-------- Given data
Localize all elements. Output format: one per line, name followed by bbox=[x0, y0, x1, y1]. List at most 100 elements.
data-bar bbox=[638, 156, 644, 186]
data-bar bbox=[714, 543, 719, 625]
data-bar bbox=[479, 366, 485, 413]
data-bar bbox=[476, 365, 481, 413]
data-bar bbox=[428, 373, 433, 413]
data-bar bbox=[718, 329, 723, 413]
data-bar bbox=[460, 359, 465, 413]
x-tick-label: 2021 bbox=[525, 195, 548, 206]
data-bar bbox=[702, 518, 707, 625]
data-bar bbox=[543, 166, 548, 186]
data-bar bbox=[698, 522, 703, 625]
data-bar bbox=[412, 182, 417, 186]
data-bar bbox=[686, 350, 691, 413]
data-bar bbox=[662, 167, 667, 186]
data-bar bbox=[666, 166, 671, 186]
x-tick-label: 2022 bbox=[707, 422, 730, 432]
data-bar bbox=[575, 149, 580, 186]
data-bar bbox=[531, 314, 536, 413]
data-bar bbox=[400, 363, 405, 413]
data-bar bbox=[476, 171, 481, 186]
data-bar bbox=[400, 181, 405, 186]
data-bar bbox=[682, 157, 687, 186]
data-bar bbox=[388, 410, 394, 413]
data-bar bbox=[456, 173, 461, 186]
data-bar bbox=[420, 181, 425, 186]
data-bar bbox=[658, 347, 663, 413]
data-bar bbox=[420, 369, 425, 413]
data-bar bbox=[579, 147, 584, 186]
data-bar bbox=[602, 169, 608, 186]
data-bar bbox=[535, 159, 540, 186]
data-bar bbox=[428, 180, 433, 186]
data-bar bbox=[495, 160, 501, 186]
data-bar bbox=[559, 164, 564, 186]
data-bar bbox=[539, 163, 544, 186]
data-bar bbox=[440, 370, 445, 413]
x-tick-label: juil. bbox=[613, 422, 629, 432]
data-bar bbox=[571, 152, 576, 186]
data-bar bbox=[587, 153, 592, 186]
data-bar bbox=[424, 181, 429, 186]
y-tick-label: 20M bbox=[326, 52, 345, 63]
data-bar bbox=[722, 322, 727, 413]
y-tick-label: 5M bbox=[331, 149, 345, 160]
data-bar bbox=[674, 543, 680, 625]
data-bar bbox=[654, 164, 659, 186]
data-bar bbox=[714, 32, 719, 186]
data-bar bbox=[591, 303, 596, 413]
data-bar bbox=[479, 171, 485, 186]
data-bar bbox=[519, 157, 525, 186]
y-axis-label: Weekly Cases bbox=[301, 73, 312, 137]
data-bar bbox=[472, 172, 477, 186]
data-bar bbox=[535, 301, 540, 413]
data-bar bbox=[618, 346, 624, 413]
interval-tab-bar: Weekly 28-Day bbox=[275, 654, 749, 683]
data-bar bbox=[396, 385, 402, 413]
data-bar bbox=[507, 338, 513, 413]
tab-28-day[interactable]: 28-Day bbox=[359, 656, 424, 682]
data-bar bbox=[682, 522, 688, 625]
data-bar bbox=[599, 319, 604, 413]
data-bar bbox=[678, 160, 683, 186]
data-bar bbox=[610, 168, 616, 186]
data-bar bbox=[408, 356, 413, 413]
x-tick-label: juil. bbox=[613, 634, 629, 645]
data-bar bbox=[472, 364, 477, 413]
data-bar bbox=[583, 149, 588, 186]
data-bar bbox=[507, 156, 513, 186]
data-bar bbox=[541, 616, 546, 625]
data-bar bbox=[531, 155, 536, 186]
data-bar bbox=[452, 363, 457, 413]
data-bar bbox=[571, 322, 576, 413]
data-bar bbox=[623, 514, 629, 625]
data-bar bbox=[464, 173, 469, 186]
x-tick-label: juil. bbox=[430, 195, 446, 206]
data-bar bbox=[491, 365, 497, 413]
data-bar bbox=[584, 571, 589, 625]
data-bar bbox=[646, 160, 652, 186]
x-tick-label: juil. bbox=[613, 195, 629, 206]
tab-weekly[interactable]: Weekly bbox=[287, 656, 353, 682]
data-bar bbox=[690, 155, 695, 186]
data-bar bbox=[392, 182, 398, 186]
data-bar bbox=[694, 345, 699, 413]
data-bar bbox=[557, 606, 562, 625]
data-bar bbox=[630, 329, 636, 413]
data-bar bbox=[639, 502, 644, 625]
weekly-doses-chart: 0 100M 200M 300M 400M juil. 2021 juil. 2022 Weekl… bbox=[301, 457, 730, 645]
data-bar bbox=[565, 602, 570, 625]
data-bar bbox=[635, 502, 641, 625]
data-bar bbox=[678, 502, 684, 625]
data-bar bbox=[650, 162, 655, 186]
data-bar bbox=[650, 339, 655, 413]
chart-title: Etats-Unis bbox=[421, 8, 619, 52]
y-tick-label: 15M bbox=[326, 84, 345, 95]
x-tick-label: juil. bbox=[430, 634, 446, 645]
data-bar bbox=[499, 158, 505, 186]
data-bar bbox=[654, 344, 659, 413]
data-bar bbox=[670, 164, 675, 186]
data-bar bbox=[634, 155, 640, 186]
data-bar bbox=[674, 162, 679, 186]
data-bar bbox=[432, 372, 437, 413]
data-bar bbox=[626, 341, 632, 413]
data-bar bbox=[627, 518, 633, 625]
----------------
Task objective: Reproduce every line of the entries above verbatim and in their original order.

Task response:
Localize all elements. Output format: one per line, name followed by bbox=[x0, y0, x1, y1]. List at most 100 elements.
data-bar bbox=[638, 156, 644, 186]
data-bar bbox=[714, 543, 719, 625]
data-bar bbox=[479, 366, 485, 413]
data-bar bbox=[476, 365, 481, 413]
data-bar bbox=[428, 373, 433, 413]
data-bar bbox=[718, 329, 723, 413]
data-bar bbox=[460, 359, 465, 413]
x-tick-label: 2021 bbox=[525, 195, 548, 206]
data-bar bbox=[702, 518, 707, 625]
data-bar bbox=[543, 166, 548, 186]
data-bar bbox=[698, 522, 703, 625]
data-bar bbox=[412, 182, 417, 186]
data-bar bbox=[686, 350, 691, 413]
data-bar bbox=[662, 167, 667, 186]
data-bar bbox=[666, 166, 671, 186]
x-tick-label: 2022 bbox=[707, 422, 730, 432]
data-bar bbox=[575, 149, 580, 186]
data-bar bbox=[531, 314, 536, 413]
data-bar bbox=[400, 363, 405, 413]
data-bar bbox=[476, 171, 481, 186]
data-bar bbox=[400, 181, 405, 186]
data-bar bbox=[682, 157, 687, 186]
data-bar bbox=[388, 410, 394, 413]
data-bar bbox=[456, 173, 461, 186]
data-bar bbox=[420, 181, 425, 186]
data-bar bbox=[658, 347, 663, 413]
data-bar bbox=[420, 369, 425, 413]
data-bar bbox=[579, 147, 584, 186]
data-bar bbox=[602, 169, 608, 186]
data-bar bbox=[535, 159, 540, 186]
data-bar bbox=[428, 180, 433, 186]
data-bar bbox=[495, 160, 501, 186]
data-bar bbox=[559, 164, 564, 186]
data-bar bbox=[539, 163, 544, 186]
data-bar bbox=[440, 370, 445, 413]
x-tick-label: juil. bbox=[613, 422, 629, 432]
data-bar bbox=[571, 152, 576, 186]
data-bar bbox=[587, 153, 592, 186]
data-bar bbox=[424, 181, 429, 186]
y-tick-label: 20M bbox=[326, 52, 345, 63]
data-bar bbox=[722, 322, 727, 413]
y-tick-label: 5M bbox=[331, 149, 345, 160]
data-bar bbox=[674, 543, 680, 625]
data-bar bbox=[654, 164, 659, 186]
data-bar bbox=[714, 32, 719, 186]
data-bar bbox=[591, 303, 596, 413]
data-bar bbox=[479, 171, 485, 186]
data-bar bbox=[519, 157, 525, 186]
y-axis-label: Weekly Cases bbox=[301, 73, 312, 137]
data-bar bbox=[472, 172, 477, 186]
data-bar bbox=[535, 301, 540, 413]
data-bar bbox=[618, 346, 624, 413]
interval-tab-bar: Weekly 28-Day bbox=[275, 654, 749, 683]
data-bar bbox=[396, 385, 402, 413]
data-bar bbox=[507, 338, 513, 413]
tab-28-day[interactable]: 28-Day bbox=[359, 656, 424, 682]
data-bar bbox=[682, 522, 688, 625]
data-bar bbox=[599, 319, 604, 413]
data-bar bbox=[678, 160, 683, 186]
data-bar bbox=[610, 168, 616, 186]
data-bar bbox=[408, 356, 413, 413]
x-tick-label: juil. bbox=[613, 634, 629, 645]
data-bar bbox=[472, 364, 477, 413]
data-bar bbox=[583, 149, 588, 186]
data-bar bbox=[507, 156, 513, 186]
data-bar bbox=[541, 616, 546, 625]
data-bar bbox=[531, 155, 536, 186]
data-bar bbox=[452, 363, 457, 413]
data-bar bbox=[571, 322, 576, 413]
data-bar bbox=[623, 514, 629, 625]
data-bar bbox=[464, 173, 469, 186]
x-tick-label: juil. bbox=[430, 195, 446, 206]
data-bar bbox=[491, 365, 497, 413]
data-bar bbox=[584, 571, 589, 625]
data-bar bbox=[646, 160, 652, 186]
x-tick-label: juil. bbox=[613, 195, 629, 206]
tab-weekly[interactable]: Weekly bbox=[287, 656, 353, 682]
data-bar bbox=[690, 155, 695, 186]
data-bar bbox=[392, 182, 398, 186]
data-bar bbox=[694, 345, 699, 413]
data-bar bbox=[557, 606, 562, 625]
data-bar bbox=[630, 329, 636, 413]
data-bar bbox=[639, 502, 644, 625]
weekly-doses-chart: 0 100M 200M 300M 400M juil. 2021 juil. 2022 Weekl… bbox=[301, 457, 730, 645]
data-bar bbox=[565, 602, 570, 625]
data-bar bbox=[635, 502, 641, 625]
data-bar bbox=[678, 502, 684, 625]
data-bar bbox=[650, 162, 655, 186]
data-bar bbox=[650, 339, 655, 413]
chart-title: Etats-Unis bbox=[421, 8, 619, 52]
y-tick-label: 15M bbox=[326, 84, 345, 95]
x-tick-label: juil. bbox=[430, 634, 446, 645]
data-bar bbox=[499, 158, 505, 186]
data-bar bbox=[654, 344, 659, 413]
data-bar bbox=[670, 164, 675, 186]
data-bar bbox=[634, 155, 640, 186]
data-bar bbox=[674, 162, 679, 186]
data-bar bbox=[432, 372, 437, 413]
data-bar bbox=[626, 341, 632, 413]
data-bar bbox=[627, 518, 633, 625]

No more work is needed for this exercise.